(Stored data entries)
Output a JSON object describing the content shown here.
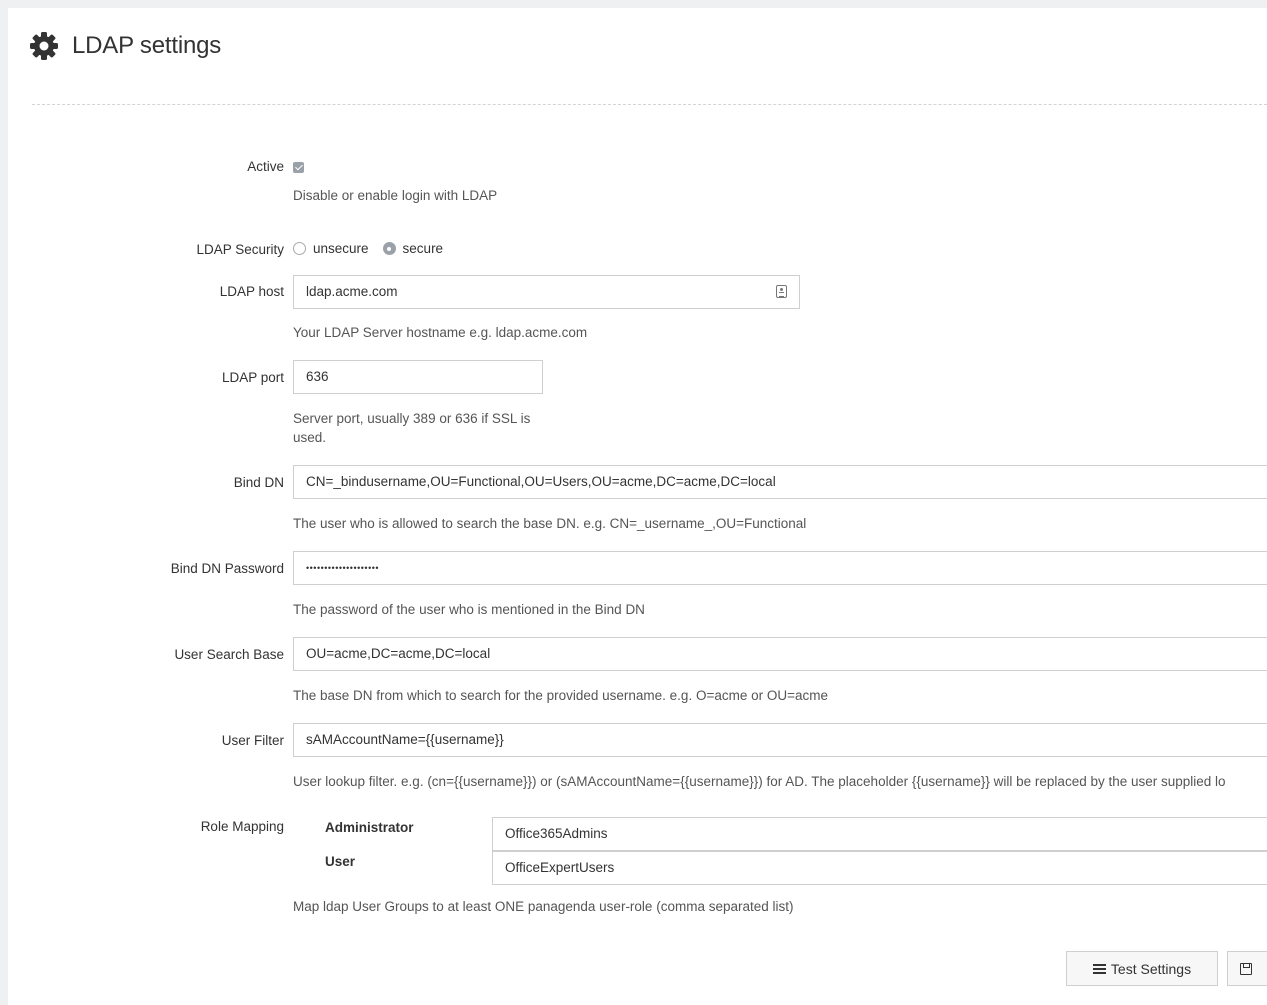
{
  "header": {
    "title": "LDAP settings",
    "icon": "gear-icon"
  },
  "form": {
    "active": {
      "label": "Active",
      "checked": true,
      "help": "Disable or enable login with LDAP"
    },
    "security": {
      "label": "LDAP Security",
      "options": [
        "unsecure",
        "secure"
      ],
      "selected": "secure"
    },
    "host": {
      "label": "LDAP host",
      "value": "ldap.acme.com",
      "help": "Your LDAP Server hostname e.g. ldap.acme.com"
    },
    "port": {
      "label": "LDAP port",
      "value": "636",
      "help_line1": "Server port, usually 389 or 636 if SSL is",
      "help_line2": "used."
    },
    "bind_dn": {
      "label": "Bind DN",
      "value": "CN=_bindusername,OU=Functional,OU=Users,OU=acme,DC=acme,DC=local",
      "help": "The user who is allowed to search the base DN. e.g. CN=_username_,OU=Functional"
    },
    "bind_password": {
      "label": "Bind DN Password",
      "value": "••••••••••••••••••••",
      "help": "The password of the user who is mentioned in the Bind DN"
    },
    "search_base": {
      "label": "User Search Base",
      "value": "OU=acme,DC=acme,DC=local",
      "help": "The base DN from which to search for the provided username. e.g. O=acme or OU=acme"
    },
    "user_filter": {
      "label": "User Filter",
      "value": "sAMAccountName={{username}}",
      "help": "User lookup filter. e.g. (cn={{username}}) or (sAMAccountName={{username}}) for AD. The placeholder {{username}} will be replaced by the user supplied lo"
    },
    "role_mapping": {
      "label": "Role Mapping",
      "roles": [
        {
          "name": "Administrator",
          "value": "Office365Admins"
        },
        {
          "name": "User",
          "value": "OfficeExpertUsers"
        }
      ],
      "help": "Map ldap User Groups to at least ONE panagenda user-role (comma separated list)"
    }
  },
  "actions": {
    "test_label": "Test Settings",
    "test_icon": "list-icon",
    "save_icon": "save-icon"
  },
  "colors": {
    "background": "#eef0f2",
    "panel": "#ffffff",
    "border": "#cfcfcf",
    "control_gray": "#9aa1a8"
  }
}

### Task
Set the pictures aside and transcribe the data above exactly.

### Solution for this exercise
Output a JSON object describing the content shown here.
{
  "header": {
    "title": "LDAP settings",
    "icon": "gear-icon"
  },
  "form": {
    "active": {
      "label": "Active",
      "checked": true,
      "help": "Disable or enable login with LDAP"
    },
    "security": {
      "label": "LDAP Security",
      "options": [
        "unsecure",
        "secure"
      ],
      "selected": "secure"
    },
    "host": {
      "label": "LDAP host",
      "value": "ldap.acme.com",
      "help": "Your LDAP Server hostname e.g. ldap.acme.com"
    },
    "port": {
      "label": "LDAP port",
      "value": "636",
      "help_line1": "Server port, usually 389 or 636 if SSL is",
      "help_line2": "used."
    },
    "bind_dn": {
      "label": "Bind DN",
      "value": "CN=_bindusername,OU=Functional,OU=Users,OU=acme,DC=acme,DC=local",
      "help": "The user who is allowed to search the base DN. e.g. CN=_username_,OU=Functional"
    },
    "bind_password": {
      "label": "Bind DN Password",
      "value": "••••••••••••••••••••",
      "help": "The password of the user who is mentioned in the Bind DN"
    },
    "search_base": {
      "label": "User Search Base",
      "value": "OU=acme,DC=acme,DC=local",
      "help": "The base DN from which to search for the provided username. e.g. O=acme or OU=acme"
    },
    "user_filter": {
      "label": "User Filter",
      "value": "sAMAccountName={{username}}",
      "help": "User lookup filter. e.g. (cn={{username}}) or (sAMAccountName={{username}}) for AD. The placeholder {{username}} will be replaced by the user supplied lo"
    },
    "role_mapping": {
      "label": "Role Mapping",
      "roles": [
        {
          "name": "Administrator",
          "value": "Office365Admins"
        },
        {
          "name": "User",
          "value": "OfficeExpertUsers"
        }
      ],
      "help": "Map ldap User Groups to at least ONE panagenda user-role (comma separated list)"
    }
  },
  "actions": {
    "test_label": "Test Settings",
    "test_icon": "list-icon",
    "save_icon": "save-icon"
  },
  "colors": {
    "background": "#eef0f2",
    "panel": "#ffffff",
    "border": "#cfcfcf",
    "control_gray": "#9aa1a8"
  }
}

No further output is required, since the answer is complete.